> [WHAT YOU WILL DO]: Go through the lines below. Copy those with "种形态的染色体".

> [TASK DATA]:
┄┄┄┄┄┄

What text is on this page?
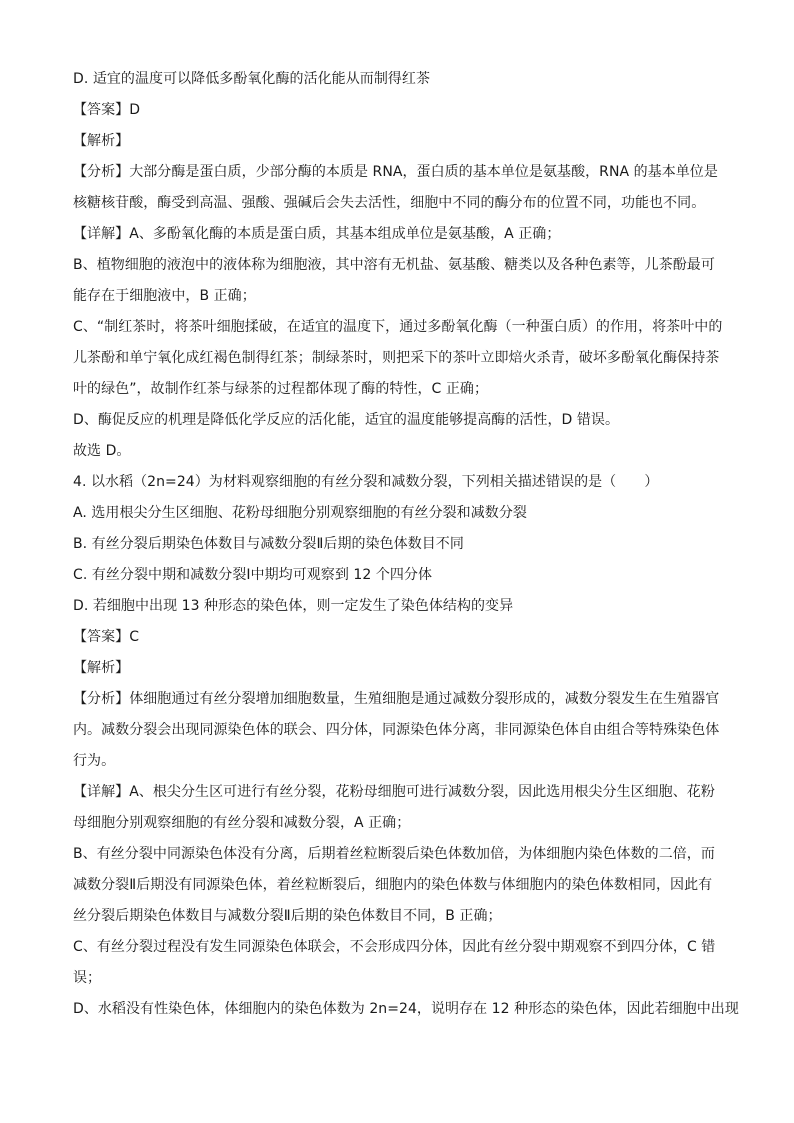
D. 适宜的温度可以降低多酚氧化酶的活化能从而制得红茶
【答案】D
【解析】
【分析】大部分酶是蛋白质，少部分酶的本质是 RNA，蛋白质的基本单位是氨基酸，RNA 的基本单位是
核糖核苷酸，酶受到高温、强酸、强碱后会失去活性，细胞中不同的酶分布的位置不同，功能也不同。
【详解】A、多酚氧化酶的本质是蛋白质，其基本组成单位是氨基酸，A 正确；
B、植物细胞的液泡中的液体称为细胞液，其中溶有无机盐、氨基酸、糖类以及各种色素等，儿茶酚最可
能存在于细胞液中，B 正确；
C、“制红茶时，将茶叶细胞揉破，在适宜的温度下，通过多酚氧化酶（一种蛋白质）的作用，将茶叶中的
儿茶酚和单宁氧化成红褐色制得红茶；制绿茶时，则把采下的茶叶立即焙火杀青，破坏多酚氧化酶保持茶
叶的绿色”，故制作红茶与绿茶的过程都体现了酶的特性，C 正确；
D、酶促反应的机理是降低化学反应的活化能，适宜的温度能够提高酶的活性，D 错误。
故选 D。
4. 以水稻（2n=24）为材料观察细胞的有丝分裂和减数分裂，下列相关描述错误的是（　　）
A. 选用根尖分生区细胞、花粉母细胞分别观察细胞的有丝分裂和减数分裂
B. 有丝分裂后期染色体数目与减数分裂Ⅱ后期的染色体数目不同
C. 有丝分裂中期和减数分裂Ⅰ中期均可观察到 12 个四分体
D. 若细胞中出现 13 种形态的染色体，则一定发生了染色体结构的变异
【答案】C
【解析】
【分析】体细胞通过有丝分裂增加细胞数量，生殖细胞是通过减数分裂形成的，减数分裂发生在生殖器官
内。减数分裂会出现同源染色体的联会、四分体，同源染色体分离，非同源染色体自由组合等特殊染色体
行为。
【详解】A、根尖分生区可进行有丝分裂，花粉母细胞可进行减数分裂，因此选用根尖分生区细胞、花粉
母细胞分别观察细胞的有丝分裂和减数分裂，A 正确；
B、有丝分裂中同源染色体没有分离，后期着丝粒断裂后染色体数加倍，为体细胞内染色体数的二倍，而
减数分裂Ⅱ后期没有同源染色体，着丝粒断裂后，细胞内的染色体数与体细胞内的染色体数相同，因此有
丝分裂后期染色体数目与减数分裂Ⅱ后期的染色体数目不同，B 正确；
C、有丝分裂过程没有发生同源染色体联会，不会形成四分体，因此有丝分裂中期观察不到四分体，C 错
误；
D、水稻没有性染色体，体细胞内的染色体数为 2n=24，说明存在 12 种形态的染色体，因此若细胞中出现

┄┄┄┄┄┄

> [PROBLEM SOLUTION]:
D. 若细胞中出现 13 种形态的染色体，则一定发生了染色体结构的变异
D、水稻没有性染色体，体细胞内的染色体数为 2n=24，说明存在 12 种形态的染色体，因此若细胞中出现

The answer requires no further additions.